BEGIN ITEMS

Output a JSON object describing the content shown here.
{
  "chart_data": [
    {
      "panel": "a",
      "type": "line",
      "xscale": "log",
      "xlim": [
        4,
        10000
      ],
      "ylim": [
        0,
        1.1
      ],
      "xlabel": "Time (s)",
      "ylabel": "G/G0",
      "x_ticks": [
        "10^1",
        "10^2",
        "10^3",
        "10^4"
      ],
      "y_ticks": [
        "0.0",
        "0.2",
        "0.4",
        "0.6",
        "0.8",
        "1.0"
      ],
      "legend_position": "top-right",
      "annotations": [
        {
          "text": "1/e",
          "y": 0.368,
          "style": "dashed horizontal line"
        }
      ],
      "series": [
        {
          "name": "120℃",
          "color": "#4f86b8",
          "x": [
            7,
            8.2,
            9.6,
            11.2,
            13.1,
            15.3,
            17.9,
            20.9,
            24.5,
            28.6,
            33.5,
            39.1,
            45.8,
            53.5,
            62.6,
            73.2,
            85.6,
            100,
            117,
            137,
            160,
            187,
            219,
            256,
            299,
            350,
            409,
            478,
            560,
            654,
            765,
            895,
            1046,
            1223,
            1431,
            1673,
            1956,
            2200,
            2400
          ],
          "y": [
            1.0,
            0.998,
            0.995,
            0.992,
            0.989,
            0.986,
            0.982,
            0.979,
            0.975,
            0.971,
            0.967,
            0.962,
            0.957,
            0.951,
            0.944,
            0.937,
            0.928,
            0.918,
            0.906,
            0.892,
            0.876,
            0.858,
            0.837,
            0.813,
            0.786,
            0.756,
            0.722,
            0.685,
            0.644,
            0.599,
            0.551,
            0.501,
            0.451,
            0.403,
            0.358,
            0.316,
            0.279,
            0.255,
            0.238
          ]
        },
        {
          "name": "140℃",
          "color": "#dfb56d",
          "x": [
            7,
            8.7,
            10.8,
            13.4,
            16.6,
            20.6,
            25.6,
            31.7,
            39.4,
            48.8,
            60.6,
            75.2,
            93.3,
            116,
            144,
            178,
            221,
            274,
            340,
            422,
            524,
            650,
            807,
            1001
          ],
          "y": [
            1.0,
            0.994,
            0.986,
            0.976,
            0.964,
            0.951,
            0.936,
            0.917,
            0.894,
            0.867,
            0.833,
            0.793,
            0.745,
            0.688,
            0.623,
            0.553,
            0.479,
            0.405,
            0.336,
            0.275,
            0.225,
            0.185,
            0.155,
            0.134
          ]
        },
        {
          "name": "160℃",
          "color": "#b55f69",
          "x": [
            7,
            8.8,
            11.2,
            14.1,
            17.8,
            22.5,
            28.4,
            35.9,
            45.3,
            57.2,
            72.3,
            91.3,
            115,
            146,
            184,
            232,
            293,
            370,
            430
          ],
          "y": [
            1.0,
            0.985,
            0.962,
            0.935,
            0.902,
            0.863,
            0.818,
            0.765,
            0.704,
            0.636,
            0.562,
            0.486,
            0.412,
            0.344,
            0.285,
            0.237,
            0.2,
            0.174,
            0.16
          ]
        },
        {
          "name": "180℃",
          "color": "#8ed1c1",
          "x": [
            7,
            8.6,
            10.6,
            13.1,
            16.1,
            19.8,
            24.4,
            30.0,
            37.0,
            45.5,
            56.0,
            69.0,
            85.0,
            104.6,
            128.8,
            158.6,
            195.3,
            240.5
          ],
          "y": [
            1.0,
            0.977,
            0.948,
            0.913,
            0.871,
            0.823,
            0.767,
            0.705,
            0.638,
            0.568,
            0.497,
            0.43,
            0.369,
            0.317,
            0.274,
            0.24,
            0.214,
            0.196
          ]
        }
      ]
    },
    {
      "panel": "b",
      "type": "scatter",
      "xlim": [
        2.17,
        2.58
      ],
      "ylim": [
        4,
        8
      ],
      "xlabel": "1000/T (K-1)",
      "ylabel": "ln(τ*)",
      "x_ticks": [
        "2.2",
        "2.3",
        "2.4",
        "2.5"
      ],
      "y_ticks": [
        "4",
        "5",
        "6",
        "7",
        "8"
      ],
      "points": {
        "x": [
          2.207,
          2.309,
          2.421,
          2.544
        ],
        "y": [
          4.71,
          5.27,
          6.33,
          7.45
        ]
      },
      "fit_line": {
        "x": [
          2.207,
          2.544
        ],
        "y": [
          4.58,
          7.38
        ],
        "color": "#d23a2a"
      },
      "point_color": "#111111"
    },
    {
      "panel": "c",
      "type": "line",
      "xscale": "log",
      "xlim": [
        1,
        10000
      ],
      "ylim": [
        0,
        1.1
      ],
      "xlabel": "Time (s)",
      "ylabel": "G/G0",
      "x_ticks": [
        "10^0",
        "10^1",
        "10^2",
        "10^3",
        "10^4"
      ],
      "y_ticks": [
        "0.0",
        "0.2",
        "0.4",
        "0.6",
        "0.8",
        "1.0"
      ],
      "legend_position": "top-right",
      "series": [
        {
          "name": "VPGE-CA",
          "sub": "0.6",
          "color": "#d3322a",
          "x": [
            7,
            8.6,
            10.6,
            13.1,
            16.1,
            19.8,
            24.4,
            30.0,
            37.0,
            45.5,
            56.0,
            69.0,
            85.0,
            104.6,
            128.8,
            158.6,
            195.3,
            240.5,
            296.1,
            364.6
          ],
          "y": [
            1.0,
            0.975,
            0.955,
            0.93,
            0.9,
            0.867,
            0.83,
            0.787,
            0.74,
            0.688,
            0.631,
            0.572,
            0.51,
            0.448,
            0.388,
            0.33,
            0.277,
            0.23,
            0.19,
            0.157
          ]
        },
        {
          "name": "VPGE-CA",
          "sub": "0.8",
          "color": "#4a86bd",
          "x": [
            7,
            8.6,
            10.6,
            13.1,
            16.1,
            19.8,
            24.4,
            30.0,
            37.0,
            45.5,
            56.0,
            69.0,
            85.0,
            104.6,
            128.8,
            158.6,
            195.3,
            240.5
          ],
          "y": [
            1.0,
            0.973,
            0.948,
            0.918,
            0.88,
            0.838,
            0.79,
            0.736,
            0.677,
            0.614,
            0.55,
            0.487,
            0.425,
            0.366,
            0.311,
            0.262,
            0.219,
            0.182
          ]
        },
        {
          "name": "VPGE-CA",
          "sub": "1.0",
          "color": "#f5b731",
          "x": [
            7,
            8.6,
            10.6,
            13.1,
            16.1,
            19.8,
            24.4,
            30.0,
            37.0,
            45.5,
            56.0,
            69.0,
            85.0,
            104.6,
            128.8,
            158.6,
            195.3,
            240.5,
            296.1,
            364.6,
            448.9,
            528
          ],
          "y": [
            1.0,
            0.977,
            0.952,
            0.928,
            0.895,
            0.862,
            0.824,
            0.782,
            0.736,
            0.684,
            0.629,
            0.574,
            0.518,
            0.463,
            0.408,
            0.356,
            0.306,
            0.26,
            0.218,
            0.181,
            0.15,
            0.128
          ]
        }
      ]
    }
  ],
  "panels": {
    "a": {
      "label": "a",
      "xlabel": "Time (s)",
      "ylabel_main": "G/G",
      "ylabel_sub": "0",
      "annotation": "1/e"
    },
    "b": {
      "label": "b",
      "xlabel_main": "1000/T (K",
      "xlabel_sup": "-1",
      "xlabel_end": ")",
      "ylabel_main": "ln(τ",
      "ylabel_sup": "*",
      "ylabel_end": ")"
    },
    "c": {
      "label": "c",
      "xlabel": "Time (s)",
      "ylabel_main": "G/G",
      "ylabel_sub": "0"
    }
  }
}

END ITEMS

• DIRECTIONS FOR THIS TASK
Here, the records must be output exactly and in full.

• THE OUTPUT
Output a JSON object describing the content shown here.
{
  "chart_data": [
    {
      "panel": "a",
      "type": "line",
      "xscale": "log",
      "xlim": [
        4,
        10000
      ],
      "ylim": [
        0,
        1.1
      ],
      "xlabel": "Time (s)",
      "ylabel": "G/G0",
      "x_ticks": [
        "10^1",
        "10^2",
        "10^3",
        "10^4"
      ],
      "y_ticks": [
        "0.0",
        "0.2",
        "0.4",
        "0.6",
        "0.8",
        "1.0"
      ],
      "legend_position": "top-right",
      "annotations": [
        {
          "text": "1/e",
          "y": 0.368,
          "style": "dashed horizontal line"
        }
      ],
      "series": [
        {
          "name": "120℃",
          "color": "#4f86b8",
          "x": [
            7,
            8.2,
            9.6,
            11.2,
            13.1,
            15.3,
            17.9,
            20.9,
            24.5,
            28.6,
            33.5,
            39.1,
            45.8,
            53.5,
            62.6,
            73.2,
            85.6,
            100,
            117,
            137,
            160,
            187,
            219,
            256,
            299,
            350,
            409,
            478,
            560,
            654,
            765,
            895,
            1046,
            1223,
            1431,
            1673,
            1956,
            2200,
            2400
          ],
          "y": [
            1.0,
            0.998,
            0.995,
            0.992,
            0.989,
            0.986,
            0.982,
            0.979,
            0.975,
            0.971,
            0.967,
            0.962,
            0.957,
            0.951,
            0.944,
            0.937,
            0.928,
            0.918,
            0.906,
            0.892,
            0.876,
            0.858,
            0.837,
            0.813,
            0.786,
            0.756,
            0.722,
            0.685,
            0.644,
            0.599,
            0.551,
            0.501,
            0.451,
            0.403,
            0.358,
            0.316,
            0.279,
            0.255,
            0.238
          ]
        },
        {
          "name": "140℃",
          "color": "#dfb56d",
          "x": [
            7,
            8.7,
            10.8,
            13.4,
            16.6,
            20.6,
            25.6,
            31.7,
            39.4,
            48.8,
            60.6,
            75.2,
            93.3,
            116,
            144,
            178,
            221,
            274,
            340,
            422,
            524,
            650,
            807,
            1001
          ],
          "y": [
            1.0,
            0.994,
            0.986,
            0.976,
            0.964,
            0.951,
            0.936,
            0.917,
            0.894,
            0.867,
            0.833,
            0.793,
            0.745,
            0.688,
            0.623,
            0.553,
            0.479,
            0.405,
            0.336,
            0.275,
            0.225,
            0.185,
            0.155,
            0.134
          ]
        },
        {
          "name": "160℃",
          "color": "#b55f69",
          "x": [
            7,
            8.8,
            11.2,
            14.1,
            17.8,
            22.5,
            28.4,
            35.9,
            45.3,
            57.2,
            72.3,
            91.3,
            115,
            146,
            184,
            232,
            293,
            370,
            430
          ],
          "y": [
            1.0,
            0.985,
            0.962,
            0.935,
            0.902,
            0.863,
            0.818,
            0.765,
            0.704,
            0.636,
            0.562,
            0.486,
            0.412,
            0.344,
            0.285,
            0.237,
            0.2,
            0.174,
            0.16
          ]
        },
        {
          "name": "180℃",
          "color": "#8ed1c1",
          "x": [
            7,
            8.6,
            10.6,
            13.1,
            16.1,
            19.8,
            24.4,
            30.0,
            37.0,
            45.5,
            56.0,
            69.0,
            85.0,
            104.6,
            128.8,
            158.6,
            195.3,
            240.5
          ],
          "y": [
            1.0,
            0.977,
            0.948,
            0.913,
            0.871,
            0.823,
            0.767,
            0.705,
            0.638,
            0.568,
            0.497,
            0.43,
            0.369,
            0.317,
            0.274,
            0.24,
            0.214,
            0.196
          ]
        }
      ]
    },
    {
      "panel": "b",
      "type": "scatter",
      "xlim": [
        2.17,
        2.58
      ],
      "ylim": [
        4,
        8
      ],
      "xlabel": "1000/T (K-1)",
      "ylabel": "ln(τ*)",
      "x_ticks": [
        "2.2",
        "2.3",
        "2.4",
        "2.5"
      ],
      "y_ticks": [
        "4",
        "5",
        "6",
        "7",
        "8"
      ],
      "points": {
        "x": [
          2.207,
          2.309,
          2.421,
          2.544
        ],
        "y": [
          4.71,
          5.27,
          6.33,
          7.45
        ]
      },
      "fit_line": {
        "x": [
          2.207,
          2.544
        ],
        "y": [
          4.58,
          7.38
        ],
        "color": "#d23a2a"
      },
      "point_color": "#111111"
    },
    {
      "panel": "c",
      "type": "line",
      "xscale": "log",
      "xlim": [
        1,
        10000
      ],
      "ylim": [
        0,
        1.1
      ],
      "xlabel": "Time (s)",
      "ylabel": "G/G0",
      "x_ticks": [
        "10^0",
        "10^1",
        "10^2",
        "10^3",
        "10^4"
      ],
      "y_ticks": [
        "0.0",
        "0.2",
        "0.4",
        "0.6",
        "0.8",
        "1.0"
      ],
      "legend_position": "top-right",
      "series": [
        {
          "name": "VPGE-CA",
          "sub": "0.6",
          "color": "#d3322a",
          "x": [
            7,
            8.6,
            10.6,
            13.1,
            16.1,
            19.8,
            24.4,
            30.0,
            37.0,
            45.5,
            56.0,
            69.0,
            85.0,
            104.6,
            128.8,
            158.6,
            195.3,
            240.5,
            296.1,
            364.6
          ],
          "y": [
            1.0,
            0.975,
            0.955,
            0.93,
            0.9,
            0.867,
            0.83,
            0.787,
            0.74,
            0.688,
            0.631,
            0.572,
            0.51,
            0.448,
            0.388,
            0.33,
            0.277,
            0.23,
            0.19,
            0.157
          ]
        },
        {
          "name": "VPGE-CA",
          "sub": "0.8",
          "color": "#4a86bd",
          "x": [
            7,
            8.6,
            10.6,
            13.1,
            16.1,
            19.8,
            24.4,
            30.0,
            37.0,
            45.5,
            56.0,
            69.0,
            85.0,
            104.6,
            128.8,
            158.6,
            195.3,
            240.5
          ],
          "y": [
            1.0,
            0.973,
            0.948,
            0.918,
            0.88,
            0.838,
            0.79,
            0.736,
            0.677,
            0.614,
            0.55,
            0.487,
            0.425,
            0.366,
            0.311,
            0.262,
            0.219,
            0.182
          ]
        },
        {
          "name": "VPGE-CA",
          "sub": "1.0",
          "color": "#f5b731",
          "x": [
            7,
            8.6,
            10.6,
            13.1,
            16.1,
            19.8,
            24.4,
            30.0,
            37.0,
            45.5,
            56.0,
            69.0,
            85.0,
            104.6,
            128.8,
            158.6,
            195.3,
            240.5,
            296.1,
            364.6,
            448.9,
            528
          ],
          "y": [
            1.0,
            0.977,
            0.952,
            0.928,
            0.895,
            0.862,
            0.824,
            0.782,
            0.736,
            0.684,
            0.629,
            0.574,
            0.518,
            0.463,
            0.408,
            0.356,
            0.306,
            0.26,
            0.218,
            0.181,
            0.15,
            0.128
          ]
        }
      ]
    }
  ],
  "panels": {
    "a": {
      "label": "a",
      "xlabel": "Time (s)",
      "ylabel_main": "G/G",
      "ylabel_sub": "0",
      "annotation": "1/e"
    },
    "b": {
      "label": "b",
      "xlabel_main": "1000/T (K",
      "xlabel_sup": "-1",
      "xlabel_end": ")",
      "ylabel_main": "ln(τ",
      "ylabel_sup": "*",
      "ylabel_end": ")"
    },
    "c": {
      "label": "c",
      "xlabel": "Time (s)",
      "ylabel_main": "G/G",
      "ylabel_sub": "0"
    }
  }
}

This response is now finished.